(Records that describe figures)

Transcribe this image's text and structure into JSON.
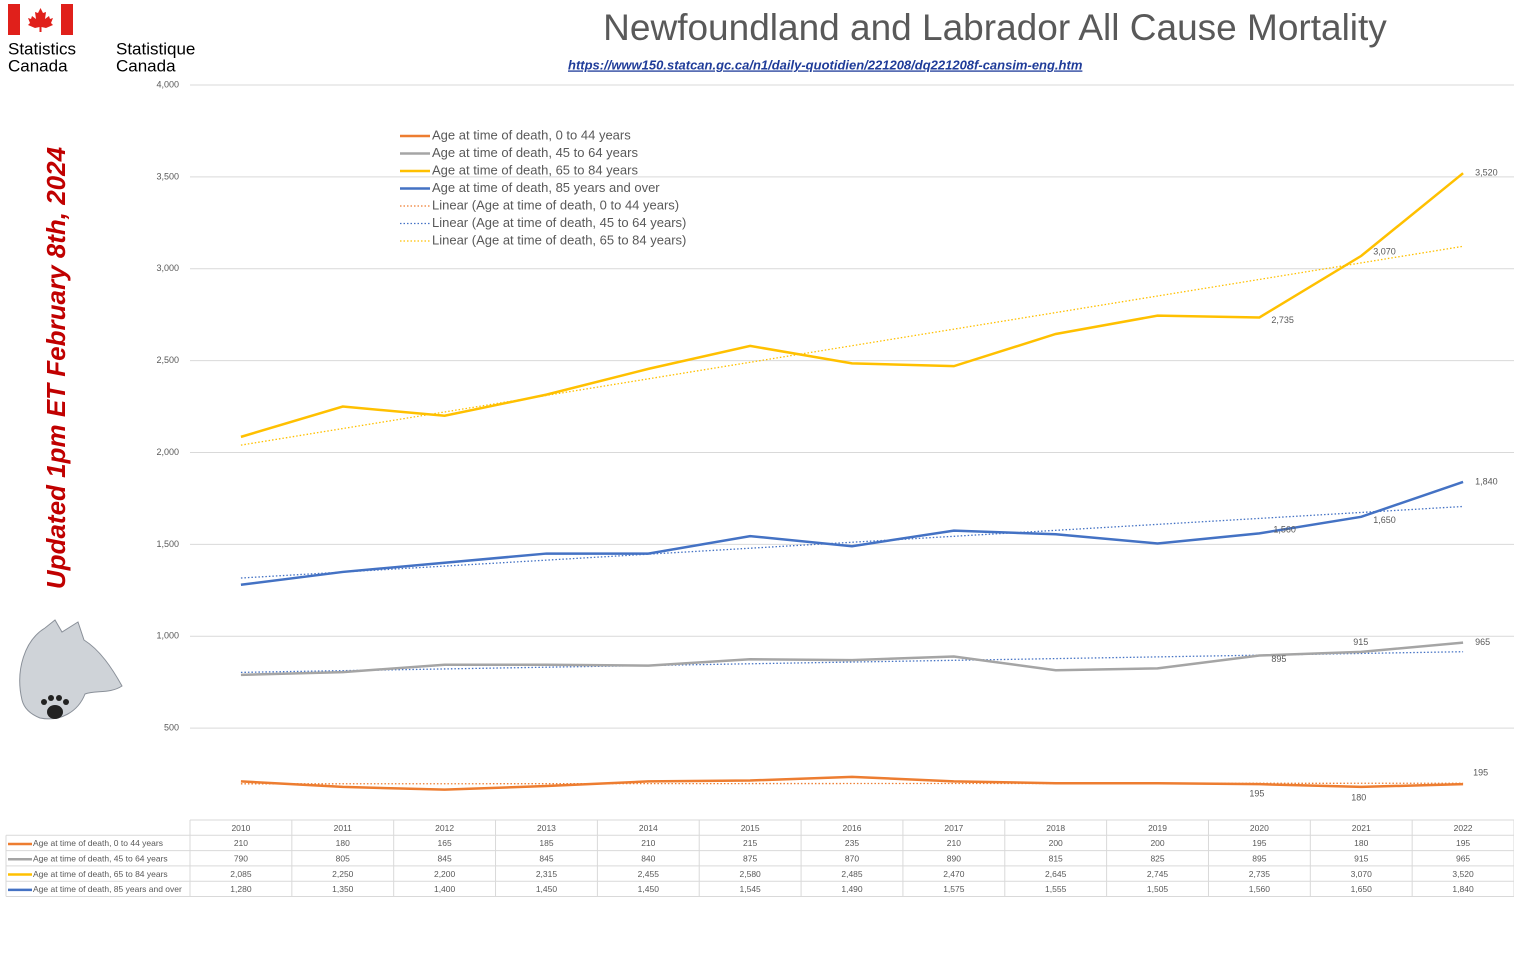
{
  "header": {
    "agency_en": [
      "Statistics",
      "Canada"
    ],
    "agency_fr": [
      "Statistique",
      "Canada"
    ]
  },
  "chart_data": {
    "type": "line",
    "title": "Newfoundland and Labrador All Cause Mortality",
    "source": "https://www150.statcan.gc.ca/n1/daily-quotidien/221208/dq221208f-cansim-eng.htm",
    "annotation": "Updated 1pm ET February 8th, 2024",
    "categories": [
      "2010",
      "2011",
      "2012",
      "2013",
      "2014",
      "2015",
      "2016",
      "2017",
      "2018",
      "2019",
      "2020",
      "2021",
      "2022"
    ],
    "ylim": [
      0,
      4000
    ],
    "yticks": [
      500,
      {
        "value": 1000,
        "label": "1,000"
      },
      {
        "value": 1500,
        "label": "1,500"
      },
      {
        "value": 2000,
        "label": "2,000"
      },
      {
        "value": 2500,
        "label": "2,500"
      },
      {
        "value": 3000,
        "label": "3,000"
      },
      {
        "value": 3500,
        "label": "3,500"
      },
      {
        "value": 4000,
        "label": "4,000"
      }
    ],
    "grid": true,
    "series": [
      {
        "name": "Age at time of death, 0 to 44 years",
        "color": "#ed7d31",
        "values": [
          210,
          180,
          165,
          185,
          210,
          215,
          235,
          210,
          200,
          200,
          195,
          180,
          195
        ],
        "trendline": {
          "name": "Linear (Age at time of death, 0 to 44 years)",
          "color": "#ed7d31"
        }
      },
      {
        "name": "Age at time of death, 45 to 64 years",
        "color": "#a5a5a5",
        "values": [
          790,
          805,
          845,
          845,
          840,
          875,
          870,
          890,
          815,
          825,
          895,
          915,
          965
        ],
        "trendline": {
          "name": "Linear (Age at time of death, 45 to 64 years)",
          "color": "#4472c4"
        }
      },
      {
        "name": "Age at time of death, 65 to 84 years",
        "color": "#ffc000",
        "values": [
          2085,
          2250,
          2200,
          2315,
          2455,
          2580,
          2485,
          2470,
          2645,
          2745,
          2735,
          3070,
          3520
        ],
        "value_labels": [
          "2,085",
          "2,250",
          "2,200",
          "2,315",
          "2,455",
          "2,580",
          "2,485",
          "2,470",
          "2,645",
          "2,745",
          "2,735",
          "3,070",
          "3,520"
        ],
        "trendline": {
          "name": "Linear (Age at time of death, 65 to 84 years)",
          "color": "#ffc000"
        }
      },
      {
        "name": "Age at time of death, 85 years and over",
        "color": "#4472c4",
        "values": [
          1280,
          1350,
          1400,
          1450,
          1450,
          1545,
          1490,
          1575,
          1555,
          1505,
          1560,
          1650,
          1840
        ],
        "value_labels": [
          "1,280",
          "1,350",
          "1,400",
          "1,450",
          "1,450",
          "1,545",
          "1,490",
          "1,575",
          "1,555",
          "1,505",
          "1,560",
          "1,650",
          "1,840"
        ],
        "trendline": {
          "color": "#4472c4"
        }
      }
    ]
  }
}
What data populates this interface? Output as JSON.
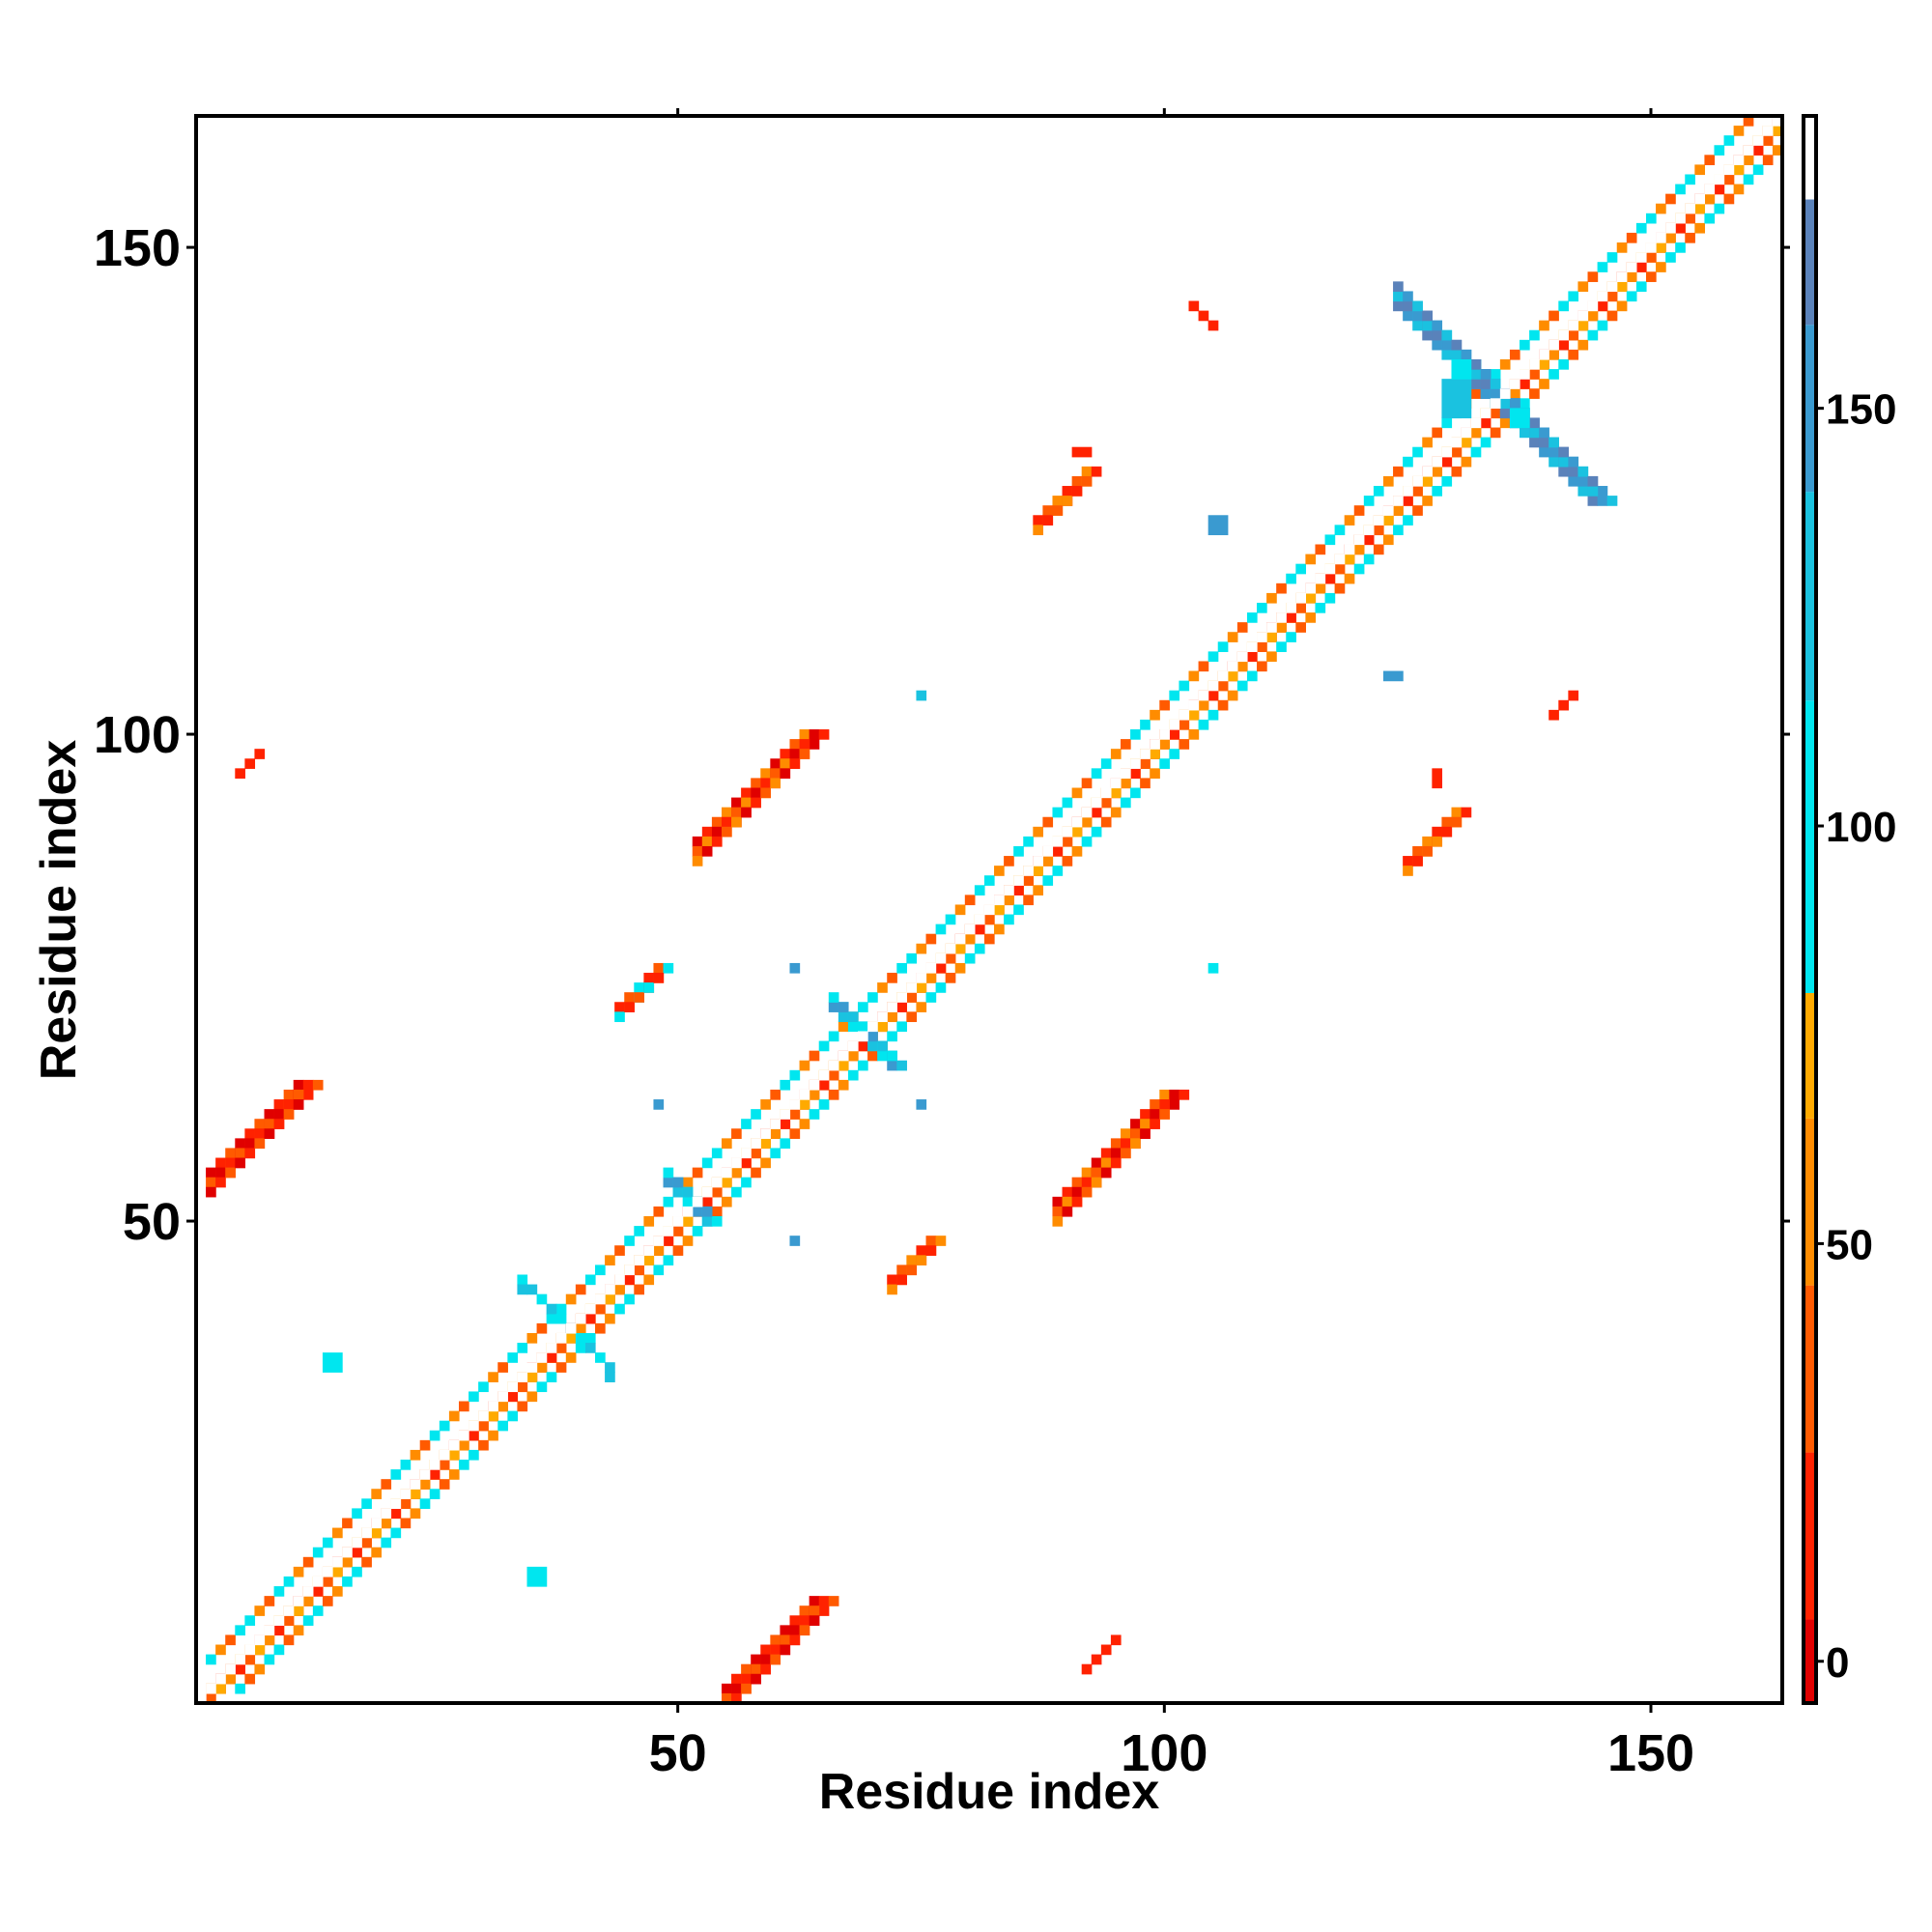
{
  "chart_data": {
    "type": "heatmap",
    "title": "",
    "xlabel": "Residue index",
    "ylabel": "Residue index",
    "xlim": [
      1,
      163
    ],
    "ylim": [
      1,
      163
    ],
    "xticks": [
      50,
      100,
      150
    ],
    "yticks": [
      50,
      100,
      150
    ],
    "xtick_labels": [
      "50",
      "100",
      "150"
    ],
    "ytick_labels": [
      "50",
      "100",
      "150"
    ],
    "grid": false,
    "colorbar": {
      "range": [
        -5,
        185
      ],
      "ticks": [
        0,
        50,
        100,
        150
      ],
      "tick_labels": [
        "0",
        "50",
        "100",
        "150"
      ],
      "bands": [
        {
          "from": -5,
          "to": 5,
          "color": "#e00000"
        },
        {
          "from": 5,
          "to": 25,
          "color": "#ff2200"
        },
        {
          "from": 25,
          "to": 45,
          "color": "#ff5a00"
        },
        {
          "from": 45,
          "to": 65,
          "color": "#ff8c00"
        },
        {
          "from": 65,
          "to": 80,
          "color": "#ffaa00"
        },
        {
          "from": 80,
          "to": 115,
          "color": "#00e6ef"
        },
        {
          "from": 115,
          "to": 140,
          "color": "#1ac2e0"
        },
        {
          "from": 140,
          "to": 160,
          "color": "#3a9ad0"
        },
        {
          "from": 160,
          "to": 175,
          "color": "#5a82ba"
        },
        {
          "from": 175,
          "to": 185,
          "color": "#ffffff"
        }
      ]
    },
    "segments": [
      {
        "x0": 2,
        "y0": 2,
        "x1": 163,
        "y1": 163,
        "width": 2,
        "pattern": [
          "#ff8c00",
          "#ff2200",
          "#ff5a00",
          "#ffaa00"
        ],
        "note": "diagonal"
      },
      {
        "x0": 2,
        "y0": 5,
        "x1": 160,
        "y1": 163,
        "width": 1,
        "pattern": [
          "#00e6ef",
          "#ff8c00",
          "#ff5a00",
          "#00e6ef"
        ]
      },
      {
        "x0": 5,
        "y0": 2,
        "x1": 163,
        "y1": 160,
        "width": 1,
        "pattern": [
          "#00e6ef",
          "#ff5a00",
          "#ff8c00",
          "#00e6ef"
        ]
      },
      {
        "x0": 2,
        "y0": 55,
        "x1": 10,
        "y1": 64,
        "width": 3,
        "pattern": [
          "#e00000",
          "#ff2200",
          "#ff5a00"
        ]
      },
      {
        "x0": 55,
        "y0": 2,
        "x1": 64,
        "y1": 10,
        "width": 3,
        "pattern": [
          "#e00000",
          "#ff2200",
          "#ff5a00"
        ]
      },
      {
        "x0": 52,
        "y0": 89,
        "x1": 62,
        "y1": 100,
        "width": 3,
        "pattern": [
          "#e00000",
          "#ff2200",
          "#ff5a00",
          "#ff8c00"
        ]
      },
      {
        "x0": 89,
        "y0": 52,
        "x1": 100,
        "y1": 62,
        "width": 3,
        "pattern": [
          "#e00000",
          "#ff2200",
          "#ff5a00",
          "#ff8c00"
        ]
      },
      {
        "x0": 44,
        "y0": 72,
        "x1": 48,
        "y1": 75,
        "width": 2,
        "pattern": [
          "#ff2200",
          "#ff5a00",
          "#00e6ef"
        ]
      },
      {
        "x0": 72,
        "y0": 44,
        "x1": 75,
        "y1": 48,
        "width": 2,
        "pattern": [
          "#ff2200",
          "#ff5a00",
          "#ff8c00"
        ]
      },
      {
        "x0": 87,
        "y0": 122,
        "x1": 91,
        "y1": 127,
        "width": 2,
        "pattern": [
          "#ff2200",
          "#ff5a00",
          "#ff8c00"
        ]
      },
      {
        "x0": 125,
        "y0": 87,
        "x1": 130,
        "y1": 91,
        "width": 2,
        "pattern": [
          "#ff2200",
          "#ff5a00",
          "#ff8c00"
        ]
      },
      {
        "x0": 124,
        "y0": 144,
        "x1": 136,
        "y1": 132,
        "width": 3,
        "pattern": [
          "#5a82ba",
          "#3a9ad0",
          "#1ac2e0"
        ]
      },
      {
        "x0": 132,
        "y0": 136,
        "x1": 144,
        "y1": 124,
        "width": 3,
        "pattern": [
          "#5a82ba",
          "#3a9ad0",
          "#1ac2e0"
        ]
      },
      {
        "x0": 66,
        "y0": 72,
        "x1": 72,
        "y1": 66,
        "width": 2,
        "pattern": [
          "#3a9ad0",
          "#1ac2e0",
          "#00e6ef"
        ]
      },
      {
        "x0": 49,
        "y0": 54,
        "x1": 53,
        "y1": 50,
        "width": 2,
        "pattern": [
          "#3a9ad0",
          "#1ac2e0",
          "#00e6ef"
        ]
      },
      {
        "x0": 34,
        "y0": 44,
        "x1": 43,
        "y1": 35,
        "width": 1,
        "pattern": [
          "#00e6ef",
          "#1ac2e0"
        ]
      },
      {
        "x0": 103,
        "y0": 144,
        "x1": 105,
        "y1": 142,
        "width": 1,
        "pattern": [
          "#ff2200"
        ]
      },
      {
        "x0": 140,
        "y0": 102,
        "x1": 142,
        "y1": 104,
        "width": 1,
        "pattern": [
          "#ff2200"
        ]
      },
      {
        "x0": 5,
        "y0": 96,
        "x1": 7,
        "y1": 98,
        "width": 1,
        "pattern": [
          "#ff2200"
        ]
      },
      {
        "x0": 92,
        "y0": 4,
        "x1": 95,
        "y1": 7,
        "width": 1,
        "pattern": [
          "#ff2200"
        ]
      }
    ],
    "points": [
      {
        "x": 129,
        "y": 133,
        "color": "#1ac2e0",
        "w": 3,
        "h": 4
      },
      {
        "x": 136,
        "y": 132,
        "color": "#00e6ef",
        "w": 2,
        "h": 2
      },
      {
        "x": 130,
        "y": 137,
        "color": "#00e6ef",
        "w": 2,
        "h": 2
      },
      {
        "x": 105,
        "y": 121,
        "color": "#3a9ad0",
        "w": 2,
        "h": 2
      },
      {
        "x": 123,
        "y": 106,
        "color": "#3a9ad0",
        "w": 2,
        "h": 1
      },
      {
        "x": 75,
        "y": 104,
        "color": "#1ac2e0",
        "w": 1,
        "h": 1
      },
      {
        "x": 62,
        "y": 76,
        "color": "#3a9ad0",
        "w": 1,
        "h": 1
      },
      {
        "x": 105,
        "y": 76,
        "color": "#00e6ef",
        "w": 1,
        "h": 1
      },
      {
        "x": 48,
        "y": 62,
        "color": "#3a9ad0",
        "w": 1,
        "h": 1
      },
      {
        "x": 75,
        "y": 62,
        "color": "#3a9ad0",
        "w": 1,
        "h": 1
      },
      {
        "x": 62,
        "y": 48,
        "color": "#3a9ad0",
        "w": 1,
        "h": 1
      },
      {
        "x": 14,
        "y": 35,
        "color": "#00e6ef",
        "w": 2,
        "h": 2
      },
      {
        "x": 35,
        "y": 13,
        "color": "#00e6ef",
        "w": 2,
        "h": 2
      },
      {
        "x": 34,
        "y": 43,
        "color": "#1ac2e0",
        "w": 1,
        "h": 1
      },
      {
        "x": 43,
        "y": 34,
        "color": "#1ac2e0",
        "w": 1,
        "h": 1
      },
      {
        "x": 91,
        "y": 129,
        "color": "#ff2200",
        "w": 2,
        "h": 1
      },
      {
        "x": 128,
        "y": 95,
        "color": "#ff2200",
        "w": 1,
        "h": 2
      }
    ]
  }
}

*WHAT YOU WILL DO*
Gather and return every line that holds the string "this".

*SOLUTION*
Transcribe this image's text and structure into JSON.
What data populates this interface? Output as JSON.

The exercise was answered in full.